• **PROBLEM REQUIREMENTS**
Comb through the entries for "wyłączyć" and pull out each line that holds it.

• **TASK MATERIAL**

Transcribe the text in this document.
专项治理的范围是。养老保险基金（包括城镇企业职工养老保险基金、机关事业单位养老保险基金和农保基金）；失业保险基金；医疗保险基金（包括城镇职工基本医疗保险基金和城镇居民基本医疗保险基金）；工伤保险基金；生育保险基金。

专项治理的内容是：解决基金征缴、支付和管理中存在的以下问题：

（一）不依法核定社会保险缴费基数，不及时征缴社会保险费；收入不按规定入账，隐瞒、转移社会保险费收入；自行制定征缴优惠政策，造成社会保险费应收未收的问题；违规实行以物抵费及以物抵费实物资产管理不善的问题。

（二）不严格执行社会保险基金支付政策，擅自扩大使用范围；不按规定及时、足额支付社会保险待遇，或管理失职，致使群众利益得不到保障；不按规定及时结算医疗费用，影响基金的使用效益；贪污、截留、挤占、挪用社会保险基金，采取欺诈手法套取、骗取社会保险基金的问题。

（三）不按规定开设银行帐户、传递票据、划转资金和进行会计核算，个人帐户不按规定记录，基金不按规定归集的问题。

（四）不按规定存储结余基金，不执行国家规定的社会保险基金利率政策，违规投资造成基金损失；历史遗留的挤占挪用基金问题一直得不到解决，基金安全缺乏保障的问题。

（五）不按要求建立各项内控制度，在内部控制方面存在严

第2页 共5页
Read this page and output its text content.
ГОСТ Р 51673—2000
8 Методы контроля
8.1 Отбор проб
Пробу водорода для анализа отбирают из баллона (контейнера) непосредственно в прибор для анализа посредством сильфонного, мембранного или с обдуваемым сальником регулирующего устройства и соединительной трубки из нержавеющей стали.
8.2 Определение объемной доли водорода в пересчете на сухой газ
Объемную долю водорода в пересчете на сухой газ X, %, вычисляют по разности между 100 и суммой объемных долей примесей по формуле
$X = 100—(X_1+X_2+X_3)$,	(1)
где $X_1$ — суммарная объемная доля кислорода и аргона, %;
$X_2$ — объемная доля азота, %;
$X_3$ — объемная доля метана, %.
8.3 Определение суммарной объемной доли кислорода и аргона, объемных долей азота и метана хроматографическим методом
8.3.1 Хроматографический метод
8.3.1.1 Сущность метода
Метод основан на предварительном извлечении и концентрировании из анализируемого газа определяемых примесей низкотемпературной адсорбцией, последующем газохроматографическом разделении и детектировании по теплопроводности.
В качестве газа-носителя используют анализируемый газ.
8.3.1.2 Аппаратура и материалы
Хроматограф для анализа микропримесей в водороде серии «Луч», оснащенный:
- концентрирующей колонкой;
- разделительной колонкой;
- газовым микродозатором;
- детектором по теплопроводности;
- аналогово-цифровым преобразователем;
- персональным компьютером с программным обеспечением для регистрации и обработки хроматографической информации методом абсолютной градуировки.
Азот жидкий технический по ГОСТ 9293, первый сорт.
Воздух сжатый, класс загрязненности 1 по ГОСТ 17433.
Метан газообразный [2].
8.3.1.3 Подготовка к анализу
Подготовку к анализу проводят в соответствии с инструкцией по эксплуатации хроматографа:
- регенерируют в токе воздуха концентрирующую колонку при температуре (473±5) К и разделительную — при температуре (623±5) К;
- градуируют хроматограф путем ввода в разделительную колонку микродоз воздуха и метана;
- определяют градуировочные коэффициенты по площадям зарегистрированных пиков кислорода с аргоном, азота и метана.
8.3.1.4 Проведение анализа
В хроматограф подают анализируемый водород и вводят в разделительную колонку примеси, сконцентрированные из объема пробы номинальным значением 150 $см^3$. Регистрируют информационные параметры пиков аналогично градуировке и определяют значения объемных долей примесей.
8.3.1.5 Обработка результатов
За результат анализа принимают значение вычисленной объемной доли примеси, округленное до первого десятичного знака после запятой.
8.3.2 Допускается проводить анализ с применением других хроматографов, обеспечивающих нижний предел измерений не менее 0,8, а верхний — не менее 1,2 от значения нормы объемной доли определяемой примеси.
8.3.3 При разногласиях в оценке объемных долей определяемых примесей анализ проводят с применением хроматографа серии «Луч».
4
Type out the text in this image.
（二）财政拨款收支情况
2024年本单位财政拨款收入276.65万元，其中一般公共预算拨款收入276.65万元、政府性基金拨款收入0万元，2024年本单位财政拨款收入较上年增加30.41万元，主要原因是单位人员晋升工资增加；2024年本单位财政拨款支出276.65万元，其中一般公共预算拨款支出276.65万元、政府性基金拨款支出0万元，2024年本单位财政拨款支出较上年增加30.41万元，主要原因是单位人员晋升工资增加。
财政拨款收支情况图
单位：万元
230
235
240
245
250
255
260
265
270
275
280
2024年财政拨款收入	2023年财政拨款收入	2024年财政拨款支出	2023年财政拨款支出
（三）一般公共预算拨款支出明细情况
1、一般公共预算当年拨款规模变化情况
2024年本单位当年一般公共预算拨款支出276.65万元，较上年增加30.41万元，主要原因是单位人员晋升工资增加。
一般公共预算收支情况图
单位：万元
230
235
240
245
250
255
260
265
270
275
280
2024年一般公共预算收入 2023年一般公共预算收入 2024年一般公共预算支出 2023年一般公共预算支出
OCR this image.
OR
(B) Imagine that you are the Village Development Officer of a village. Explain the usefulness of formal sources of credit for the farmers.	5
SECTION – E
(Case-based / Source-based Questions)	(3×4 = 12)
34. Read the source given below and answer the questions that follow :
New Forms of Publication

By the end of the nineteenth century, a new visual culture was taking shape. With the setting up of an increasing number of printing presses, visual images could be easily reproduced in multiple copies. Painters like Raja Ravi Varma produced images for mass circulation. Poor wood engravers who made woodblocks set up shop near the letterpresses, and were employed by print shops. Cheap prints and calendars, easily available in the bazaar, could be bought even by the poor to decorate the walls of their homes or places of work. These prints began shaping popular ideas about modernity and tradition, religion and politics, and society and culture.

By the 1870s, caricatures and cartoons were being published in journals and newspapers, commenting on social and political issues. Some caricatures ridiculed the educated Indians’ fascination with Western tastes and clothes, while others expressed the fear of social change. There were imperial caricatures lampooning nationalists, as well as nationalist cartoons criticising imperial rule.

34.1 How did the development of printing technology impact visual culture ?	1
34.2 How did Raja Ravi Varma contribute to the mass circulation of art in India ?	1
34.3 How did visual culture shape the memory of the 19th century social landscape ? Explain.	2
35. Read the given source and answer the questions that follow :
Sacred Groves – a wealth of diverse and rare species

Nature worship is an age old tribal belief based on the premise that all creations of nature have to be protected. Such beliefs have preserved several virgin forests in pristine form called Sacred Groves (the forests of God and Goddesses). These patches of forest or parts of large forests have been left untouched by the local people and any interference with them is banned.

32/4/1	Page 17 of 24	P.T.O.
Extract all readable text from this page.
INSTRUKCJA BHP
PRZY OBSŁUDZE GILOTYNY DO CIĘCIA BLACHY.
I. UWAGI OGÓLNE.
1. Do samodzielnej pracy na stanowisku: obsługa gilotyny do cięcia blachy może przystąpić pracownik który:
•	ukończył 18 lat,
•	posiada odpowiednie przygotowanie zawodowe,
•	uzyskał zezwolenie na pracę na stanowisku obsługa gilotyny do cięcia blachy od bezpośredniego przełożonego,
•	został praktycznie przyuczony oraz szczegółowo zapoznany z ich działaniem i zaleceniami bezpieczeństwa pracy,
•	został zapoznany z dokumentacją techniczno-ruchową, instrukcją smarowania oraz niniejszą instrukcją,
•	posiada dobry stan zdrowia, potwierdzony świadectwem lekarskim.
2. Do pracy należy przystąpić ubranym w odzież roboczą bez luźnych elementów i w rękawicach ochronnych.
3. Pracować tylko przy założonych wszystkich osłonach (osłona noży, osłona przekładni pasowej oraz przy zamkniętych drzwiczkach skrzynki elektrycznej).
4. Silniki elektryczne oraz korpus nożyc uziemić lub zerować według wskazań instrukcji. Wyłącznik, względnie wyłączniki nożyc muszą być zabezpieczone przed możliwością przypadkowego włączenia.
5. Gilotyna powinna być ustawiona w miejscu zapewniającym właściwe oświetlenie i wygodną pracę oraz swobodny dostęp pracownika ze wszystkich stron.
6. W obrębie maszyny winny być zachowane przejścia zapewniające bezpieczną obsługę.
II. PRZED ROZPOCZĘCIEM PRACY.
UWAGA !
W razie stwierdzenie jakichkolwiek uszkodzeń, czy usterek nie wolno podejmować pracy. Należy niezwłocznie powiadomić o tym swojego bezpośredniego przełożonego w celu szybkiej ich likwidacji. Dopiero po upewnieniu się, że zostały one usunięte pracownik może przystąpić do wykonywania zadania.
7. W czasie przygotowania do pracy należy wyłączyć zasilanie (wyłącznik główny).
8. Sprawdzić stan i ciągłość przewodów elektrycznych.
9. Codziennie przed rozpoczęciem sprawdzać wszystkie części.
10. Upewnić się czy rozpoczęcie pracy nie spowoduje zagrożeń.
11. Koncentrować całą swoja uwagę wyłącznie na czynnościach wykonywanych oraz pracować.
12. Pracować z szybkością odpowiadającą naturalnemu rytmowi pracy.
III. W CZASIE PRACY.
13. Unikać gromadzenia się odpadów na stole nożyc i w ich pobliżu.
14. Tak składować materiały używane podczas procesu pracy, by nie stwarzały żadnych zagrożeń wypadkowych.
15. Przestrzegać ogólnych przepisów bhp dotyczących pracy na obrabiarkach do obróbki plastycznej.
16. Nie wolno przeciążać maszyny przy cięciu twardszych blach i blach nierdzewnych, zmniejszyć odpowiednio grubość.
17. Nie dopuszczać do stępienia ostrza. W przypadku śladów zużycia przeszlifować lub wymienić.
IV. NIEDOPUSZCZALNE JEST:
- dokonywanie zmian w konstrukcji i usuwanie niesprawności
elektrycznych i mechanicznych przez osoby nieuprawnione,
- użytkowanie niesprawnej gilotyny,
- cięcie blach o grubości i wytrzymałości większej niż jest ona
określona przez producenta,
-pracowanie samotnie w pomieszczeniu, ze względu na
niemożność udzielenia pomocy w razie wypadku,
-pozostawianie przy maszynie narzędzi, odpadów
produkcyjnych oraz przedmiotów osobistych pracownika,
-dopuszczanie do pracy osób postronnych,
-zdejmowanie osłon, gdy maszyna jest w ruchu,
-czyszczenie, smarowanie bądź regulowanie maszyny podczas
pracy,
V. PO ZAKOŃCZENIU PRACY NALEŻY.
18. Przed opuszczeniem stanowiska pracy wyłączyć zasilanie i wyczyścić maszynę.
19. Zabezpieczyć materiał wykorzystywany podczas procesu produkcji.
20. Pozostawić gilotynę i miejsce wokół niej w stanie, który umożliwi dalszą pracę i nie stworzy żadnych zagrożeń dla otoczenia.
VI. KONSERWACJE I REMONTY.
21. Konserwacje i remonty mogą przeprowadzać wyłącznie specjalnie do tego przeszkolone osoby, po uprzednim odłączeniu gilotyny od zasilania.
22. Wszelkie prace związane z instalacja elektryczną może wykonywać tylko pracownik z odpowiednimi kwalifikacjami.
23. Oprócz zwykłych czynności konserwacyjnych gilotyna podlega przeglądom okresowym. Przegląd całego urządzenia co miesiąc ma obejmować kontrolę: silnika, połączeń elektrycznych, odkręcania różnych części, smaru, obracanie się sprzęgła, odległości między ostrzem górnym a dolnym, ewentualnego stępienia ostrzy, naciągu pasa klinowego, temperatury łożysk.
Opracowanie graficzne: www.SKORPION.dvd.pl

• **SOLUTION BELOW**
7. W czasie przygotowania do pracy należy wyłączyć zasilanie (wyłącznik główny).
18. Przed opuszczeniem stanowiska pracy wyłączyć zasilanie i wyczyścić maszynę.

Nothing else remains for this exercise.